Exercise brief. Transcribe the records below exactly as they appear.

╭─ Input

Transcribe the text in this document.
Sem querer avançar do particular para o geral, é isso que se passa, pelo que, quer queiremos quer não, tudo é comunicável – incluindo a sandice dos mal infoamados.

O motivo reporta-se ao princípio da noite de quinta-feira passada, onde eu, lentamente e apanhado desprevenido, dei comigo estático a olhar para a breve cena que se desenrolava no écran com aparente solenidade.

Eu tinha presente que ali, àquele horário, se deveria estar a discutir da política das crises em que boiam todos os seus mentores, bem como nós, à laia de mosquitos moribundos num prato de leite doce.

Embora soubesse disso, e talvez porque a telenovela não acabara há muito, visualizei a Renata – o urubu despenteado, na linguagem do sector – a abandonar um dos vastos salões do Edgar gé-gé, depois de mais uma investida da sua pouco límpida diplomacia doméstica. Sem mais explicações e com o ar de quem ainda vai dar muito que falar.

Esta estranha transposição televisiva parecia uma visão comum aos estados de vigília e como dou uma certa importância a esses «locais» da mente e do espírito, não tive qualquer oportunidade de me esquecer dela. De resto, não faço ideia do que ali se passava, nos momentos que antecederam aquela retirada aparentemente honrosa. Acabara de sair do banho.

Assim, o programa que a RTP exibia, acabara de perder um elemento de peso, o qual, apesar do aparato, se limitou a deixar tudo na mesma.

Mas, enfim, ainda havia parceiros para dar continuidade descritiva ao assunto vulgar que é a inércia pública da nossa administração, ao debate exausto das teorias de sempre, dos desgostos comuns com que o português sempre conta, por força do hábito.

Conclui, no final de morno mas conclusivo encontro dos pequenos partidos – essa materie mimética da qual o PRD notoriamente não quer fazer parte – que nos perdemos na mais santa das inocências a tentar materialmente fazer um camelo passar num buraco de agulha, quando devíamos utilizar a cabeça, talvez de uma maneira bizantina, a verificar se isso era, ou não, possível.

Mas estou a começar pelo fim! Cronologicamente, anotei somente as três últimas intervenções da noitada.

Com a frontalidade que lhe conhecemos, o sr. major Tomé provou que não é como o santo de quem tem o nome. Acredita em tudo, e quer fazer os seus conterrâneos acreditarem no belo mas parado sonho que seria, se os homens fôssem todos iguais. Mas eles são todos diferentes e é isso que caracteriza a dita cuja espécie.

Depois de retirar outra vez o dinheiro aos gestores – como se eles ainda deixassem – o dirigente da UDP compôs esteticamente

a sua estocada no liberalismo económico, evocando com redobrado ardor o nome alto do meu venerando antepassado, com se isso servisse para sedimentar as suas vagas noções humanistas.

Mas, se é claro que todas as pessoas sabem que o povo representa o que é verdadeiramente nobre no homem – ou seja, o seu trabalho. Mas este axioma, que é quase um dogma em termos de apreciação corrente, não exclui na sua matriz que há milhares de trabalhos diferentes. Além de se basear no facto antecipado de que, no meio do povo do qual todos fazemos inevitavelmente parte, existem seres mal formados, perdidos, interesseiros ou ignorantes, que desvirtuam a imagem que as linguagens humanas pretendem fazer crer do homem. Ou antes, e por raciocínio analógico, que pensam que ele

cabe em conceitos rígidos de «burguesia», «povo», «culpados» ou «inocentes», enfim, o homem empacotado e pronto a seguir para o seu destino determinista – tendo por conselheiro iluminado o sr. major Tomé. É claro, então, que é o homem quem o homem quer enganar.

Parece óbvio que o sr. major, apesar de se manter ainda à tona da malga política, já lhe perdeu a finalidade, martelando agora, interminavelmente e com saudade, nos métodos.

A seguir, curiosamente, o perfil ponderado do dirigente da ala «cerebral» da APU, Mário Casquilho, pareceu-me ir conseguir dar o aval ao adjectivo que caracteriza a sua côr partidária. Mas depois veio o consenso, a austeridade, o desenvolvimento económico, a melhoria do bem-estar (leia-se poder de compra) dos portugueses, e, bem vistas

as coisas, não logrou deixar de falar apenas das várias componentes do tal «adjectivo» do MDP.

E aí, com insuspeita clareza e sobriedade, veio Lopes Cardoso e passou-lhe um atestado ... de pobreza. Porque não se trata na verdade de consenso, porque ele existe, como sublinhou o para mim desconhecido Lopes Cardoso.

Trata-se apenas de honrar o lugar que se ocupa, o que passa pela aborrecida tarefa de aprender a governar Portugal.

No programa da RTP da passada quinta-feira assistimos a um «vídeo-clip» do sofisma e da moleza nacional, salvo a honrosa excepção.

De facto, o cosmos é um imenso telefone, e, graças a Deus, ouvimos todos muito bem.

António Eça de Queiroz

╰─

Response.
Transcribe the text in this document.
Sem querer avançar do particular para o geral, é isso que se passa, pelo que, quer queiremos quer não, tudo é comunicável – incluindo a sandice dos mal infoamados.

O motivo reporta-se ao princípio da noite de quinta-feira passada, onde eu, lentamente e apanhado desprevenido, dei comigo estático a olhar para a breve cena que se desenrolava no écran com aparente solenidade.

Eu tinha presente que ali, àquele horário, se deveria estar a discutir da política das crises em que boiam todos os seus mentores, bem como nós, à laia de mosquitos moribundos num prato de leite doce.

Embora soubesse disso, e talvez porque a telenovela não acabara há muito, visualizei a Renata – o urubu despenteado, na linguagem do sector – a abandonar um dos vastos salões do Edgar gé-gé, depois de mais uma investida da sua pouco límpida diplomacia doméstica. Sem mais explicações e com o ar de quem ainda vai dar muito que falar.

Esta estranha transposição televisiva parecia uma visão comum aos estados de vigília e como dou uma certa importância a esses «locais» da mente e do espírito, não tive qualquer oportunidade de me esquecer dela. De resto, não faço ideia do que ali se passava, nos momentos que antecederam aquela retirada aparentemente honrosa. Acabara de sair do banho.

Assim, o programa que a RTP exibia, acabara de perder um elemento de peso, o qual, apesar do aparato, se limitou a deixar tudo na mesma.

Mas, enfim, ainda havia parceiros para dar continuidade descritiva ao assunto vulgar que é a inércia pública da nossa administração, ao debate exausto das teorias de sempre, dos desgostos comuns com que o português sempre conta, por força do hábito.

Conclui, no final de morno mas conclusivo encontro dos pequenos partidos – essa materie mimética da qual o PRD notoriamente não quer fazer parte – que nos perdemos na mais santa das inocências a tentar materialmente fazer um camelo passar num buraco de agulha, quando devíamos utilizar a cabeça, talvez de uma maneira bizantina, a verificar se isso era, ou não, possível.

Mas estou a começar pelo fim! Cronologicamente, anotei somente as três últimas intervenções da noitada.

Com a frontalidade que lhe conhecemos, o sr. major Tomé provou que não é como o santo de quem tem o nome. Acredita em tudo, e quer fazer os seus conterrâneos acreditarem no belo mas parado sonho que seria, se os homens fôssem todos iguais. Mas eles são todos diferentes e é isso que caracteriza a dita cuja espécie.

Depois de retirar outra vez o dinheiro aos gestores – como se eles ainda deixassem – o dirigente da UDP compôs esteticamente

a sua estocada no liberalismo económico, evocando com redobrado ardor o nome alto do meu venerando antepassado, com se isso servisse para sedimentar as suas vagas noções humanistas.

Mas, se é claro que todas as pessoas sabem que o povo representa o que é verdadeiramente nobre no homem – ou seja, o seu trabalho. Mas este axioma, que é quase um dogma em termos de apreciação corrente, não exclui na sua matriz que há milhares de trabalhos diferentes. Além de se basear no facto antecipado de que, no meio do povo do qual todos fazemos inevitavelmente parte, existem seres mal formados, perdidos, interesseiros ou ignorantes, que desvirtuam a imagem que as linguagens humanas pretendem fazer crer do homem. Ou antes, e por raciocínio analógico, que pensam que ele

cabe em conceitos rígidos de «burguesia», «povo», «culpados» ou «inocentes», enfim, o homem empacotado e pronto a seguir para o seu destino determinista – tendo por conselheiro iluminado o sr. major Tomé. É claro, então, que é o homem quem o homem quer enganar.

Parece óbvio que o sr. major, apesar de se manter ainda à tona da malga política, já lhe perdeu a finalidade, martelando agora, interminavelmente e com saudade, nos métodos.

A seguir, curiosamente, o perfil ponderado do dirigente da ala «cerebral» da APU, Mário Casquilho, pareceu-me ir conseguir dar o aval ao adjectivo que caracteriza a sua côr partidária. Mas depois veio o consenso, a austeridade, o desenvolvimento económico, a melhoria do bem-estar (leia-se poder de compra) dos portugueses, e, bem vistas

as coisas, não logrou deixar de falar apenas das várias componentes do tal «adjectivo» do MDP.

E aí, com insuspeita clareza e sobriedade, veio Lopes Cardoso e passou-lhe um atestado ... de pobreza. Porque não se trata na verdade de consenso, porque ele existe, como sublinhou o para mim desconhecido Lopes Cardoso.

Trata-se apenas de honrar o lugar que se ocupa, o que passa pela aborrecida tarefa de aprender a governar Portugal.

No programa da RTP da passada quinta-feira assistimos a um «vídeo-clip» do sofisma e da moleza nacional, salvo a honrosa excepção.

De facto, o cosmos é um imenso telefone, e, graças a Deus, ouvimos todos muito bem.

António Eça de Queiroz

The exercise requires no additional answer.